■ WORK TO DO: Gather every line from the entries below that includes "Sales".
-------
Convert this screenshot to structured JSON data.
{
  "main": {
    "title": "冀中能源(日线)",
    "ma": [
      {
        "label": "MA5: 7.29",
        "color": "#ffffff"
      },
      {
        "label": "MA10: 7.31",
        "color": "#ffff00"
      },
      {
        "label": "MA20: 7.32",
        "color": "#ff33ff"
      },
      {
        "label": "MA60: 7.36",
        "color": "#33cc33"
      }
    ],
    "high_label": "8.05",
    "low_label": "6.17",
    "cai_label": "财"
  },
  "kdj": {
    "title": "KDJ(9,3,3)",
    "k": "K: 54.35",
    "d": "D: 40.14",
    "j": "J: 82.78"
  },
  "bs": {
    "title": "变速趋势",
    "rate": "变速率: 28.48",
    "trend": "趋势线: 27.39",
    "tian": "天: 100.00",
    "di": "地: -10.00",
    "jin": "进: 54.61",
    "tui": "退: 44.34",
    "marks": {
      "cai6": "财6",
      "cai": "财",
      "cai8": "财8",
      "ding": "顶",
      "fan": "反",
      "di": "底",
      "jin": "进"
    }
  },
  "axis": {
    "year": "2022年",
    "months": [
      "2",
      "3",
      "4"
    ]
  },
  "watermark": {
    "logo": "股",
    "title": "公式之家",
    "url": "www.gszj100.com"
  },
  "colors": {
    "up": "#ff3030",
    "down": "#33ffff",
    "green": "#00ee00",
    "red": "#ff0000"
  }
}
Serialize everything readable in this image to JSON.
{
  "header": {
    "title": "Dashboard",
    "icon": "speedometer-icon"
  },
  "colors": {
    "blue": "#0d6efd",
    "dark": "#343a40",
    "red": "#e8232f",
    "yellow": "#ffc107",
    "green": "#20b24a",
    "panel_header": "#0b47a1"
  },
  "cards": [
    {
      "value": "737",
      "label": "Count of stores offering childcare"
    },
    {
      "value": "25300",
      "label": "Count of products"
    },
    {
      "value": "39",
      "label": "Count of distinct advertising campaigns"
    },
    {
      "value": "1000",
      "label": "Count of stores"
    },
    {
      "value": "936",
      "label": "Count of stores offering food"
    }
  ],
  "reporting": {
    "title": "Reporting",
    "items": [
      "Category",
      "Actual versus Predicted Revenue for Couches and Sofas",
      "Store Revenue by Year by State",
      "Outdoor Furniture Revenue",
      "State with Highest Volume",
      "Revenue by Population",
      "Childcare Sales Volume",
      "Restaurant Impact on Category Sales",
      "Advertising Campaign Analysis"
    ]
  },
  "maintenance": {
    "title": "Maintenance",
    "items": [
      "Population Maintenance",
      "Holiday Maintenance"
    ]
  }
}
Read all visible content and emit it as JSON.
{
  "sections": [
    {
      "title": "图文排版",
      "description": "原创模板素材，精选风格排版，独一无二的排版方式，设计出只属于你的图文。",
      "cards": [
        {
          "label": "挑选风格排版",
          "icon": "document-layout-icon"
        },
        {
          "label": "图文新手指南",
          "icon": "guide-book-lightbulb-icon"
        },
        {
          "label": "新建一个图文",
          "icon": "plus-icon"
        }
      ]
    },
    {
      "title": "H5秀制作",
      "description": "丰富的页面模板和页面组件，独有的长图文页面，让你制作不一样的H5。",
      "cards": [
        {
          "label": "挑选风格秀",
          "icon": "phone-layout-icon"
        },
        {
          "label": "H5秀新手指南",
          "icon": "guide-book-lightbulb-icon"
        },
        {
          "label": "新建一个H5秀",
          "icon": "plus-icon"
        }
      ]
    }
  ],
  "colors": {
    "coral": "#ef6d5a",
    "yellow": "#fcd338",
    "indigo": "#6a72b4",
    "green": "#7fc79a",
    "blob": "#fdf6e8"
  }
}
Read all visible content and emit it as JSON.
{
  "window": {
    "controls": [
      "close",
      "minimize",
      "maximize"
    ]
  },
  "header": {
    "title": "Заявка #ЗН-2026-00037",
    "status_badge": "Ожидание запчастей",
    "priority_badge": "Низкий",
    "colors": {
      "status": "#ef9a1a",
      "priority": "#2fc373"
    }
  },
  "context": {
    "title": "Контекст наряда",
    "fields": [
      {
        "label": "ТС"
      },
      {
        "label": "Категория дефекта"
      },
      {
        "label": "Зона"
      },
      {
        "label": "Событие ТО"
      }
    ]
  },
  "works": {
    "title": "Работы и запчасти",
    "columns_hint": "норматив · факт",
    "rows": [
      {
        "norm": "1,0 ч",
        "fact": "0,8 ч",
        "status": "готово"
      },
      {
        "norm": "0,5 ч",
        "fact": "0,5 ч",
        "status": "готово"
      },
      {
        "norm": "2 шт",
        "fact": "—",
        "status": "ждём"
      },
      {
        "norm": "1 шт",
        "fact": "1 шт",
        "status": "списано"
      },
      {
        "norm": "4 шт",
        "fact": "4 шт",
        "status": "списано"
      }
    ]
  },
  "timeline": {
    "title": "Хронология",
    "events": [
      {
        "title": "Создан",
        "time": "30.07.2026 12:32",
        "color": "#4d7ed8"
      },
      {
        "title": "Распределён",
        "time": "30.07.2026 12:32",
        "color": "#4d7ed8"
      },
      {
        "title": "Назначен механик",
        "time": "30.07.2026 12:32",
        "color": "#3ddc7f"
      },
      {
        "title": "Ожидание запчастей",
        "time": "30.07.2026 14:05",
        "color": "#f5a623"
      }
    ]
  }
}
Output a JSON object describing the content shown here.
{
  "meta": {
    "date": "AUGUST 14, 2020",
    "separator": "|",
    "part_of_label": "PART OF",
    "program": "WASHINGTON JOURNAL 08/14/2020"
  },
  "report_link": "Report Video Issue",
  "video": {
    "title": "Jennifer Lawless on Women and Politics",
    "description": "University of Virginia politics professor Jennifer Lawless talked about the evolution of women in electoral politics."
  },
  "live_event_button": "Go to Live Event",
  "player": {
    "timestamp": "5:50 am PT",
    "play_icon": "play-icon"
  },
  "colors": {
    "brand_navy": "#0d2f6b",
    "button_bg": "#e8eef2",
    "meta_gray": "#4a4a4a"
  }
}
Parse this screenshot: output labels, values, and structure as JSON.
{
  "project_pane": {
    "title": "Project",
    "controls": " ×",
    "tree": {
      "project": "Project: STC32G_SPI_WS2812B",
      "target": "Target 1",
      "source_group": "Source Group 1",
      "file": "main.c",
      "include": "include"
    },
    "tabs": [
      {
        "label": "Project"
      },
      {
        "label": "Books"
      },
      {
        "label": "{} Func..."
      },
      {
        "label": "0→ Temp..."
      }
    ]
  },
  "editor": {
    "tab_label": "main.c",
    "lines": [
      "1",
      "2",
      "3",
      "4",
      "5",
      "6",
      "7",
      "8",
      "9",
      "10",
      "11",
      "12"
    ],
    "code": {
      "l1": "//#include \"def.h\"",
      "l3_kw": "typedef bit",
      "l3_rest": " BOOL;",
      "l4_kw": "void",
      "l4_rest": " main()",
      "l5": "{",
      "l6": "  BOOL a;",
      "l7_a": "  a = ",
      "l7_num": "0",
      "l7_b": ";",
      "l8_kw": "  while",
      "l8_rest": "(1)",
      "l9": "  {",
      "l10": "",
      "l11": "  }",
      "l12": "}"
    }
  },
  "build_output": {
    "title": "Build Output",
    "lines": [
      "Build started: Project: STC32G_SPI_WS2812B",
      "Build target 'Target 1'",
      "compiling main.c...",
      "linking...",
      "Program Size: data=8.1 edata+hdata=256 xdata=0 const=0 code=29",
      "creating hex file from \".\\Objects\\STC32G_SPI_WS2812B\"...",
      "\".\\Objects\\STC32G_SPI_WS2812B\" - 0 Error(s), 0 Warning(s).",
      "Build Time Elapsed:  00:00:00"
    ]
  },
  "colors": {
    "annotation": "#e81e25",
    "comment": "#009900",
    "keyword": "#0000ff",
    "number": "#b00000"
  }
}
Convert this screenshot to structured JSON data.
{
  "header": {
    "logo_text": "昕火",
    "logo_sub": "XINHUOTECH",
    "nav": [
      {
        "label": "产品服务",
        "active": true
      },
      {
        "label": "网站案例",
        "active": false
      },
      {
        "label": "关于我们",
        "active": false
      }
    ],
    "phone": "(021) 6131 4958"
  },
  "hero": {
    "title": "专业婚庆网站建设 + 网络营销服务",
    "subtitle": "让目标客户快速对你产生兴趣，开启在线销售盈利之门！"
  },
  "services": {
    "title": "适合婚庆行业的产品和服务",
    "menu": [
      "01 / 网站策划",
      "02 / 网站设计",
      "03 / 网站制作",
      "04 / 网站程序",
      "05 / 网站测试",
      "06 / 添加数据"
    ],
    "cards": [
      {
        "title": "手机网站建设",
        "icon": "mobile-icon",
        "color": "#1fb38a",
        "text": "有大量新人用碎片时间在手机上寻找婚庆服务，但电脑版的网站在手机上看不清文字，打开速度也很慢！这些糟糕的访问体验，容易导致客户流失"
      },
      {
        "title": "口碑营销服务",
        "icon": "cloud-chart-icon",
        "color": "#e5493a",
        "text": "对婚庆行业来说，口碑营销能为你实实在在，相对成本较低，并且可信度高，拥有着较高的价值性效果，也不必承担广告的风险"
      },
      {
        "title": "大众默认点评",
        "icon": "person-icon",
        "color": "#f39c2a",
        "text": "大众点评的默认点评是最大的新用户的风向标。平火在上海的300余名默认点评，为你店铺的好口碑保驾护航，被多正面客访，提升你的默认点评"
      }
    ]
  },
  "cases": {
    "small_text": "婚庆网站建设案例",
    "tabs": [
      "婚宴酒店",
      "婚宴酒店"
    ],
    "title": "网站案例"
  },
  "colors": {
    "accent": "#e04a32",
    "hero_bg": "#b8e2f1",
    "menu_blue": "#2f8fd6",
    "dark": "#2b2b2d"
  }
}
-------
■ FINISHED ANSWER:
      "Childcare Sales Volume",
      "Restaurant Impact on Category Sales",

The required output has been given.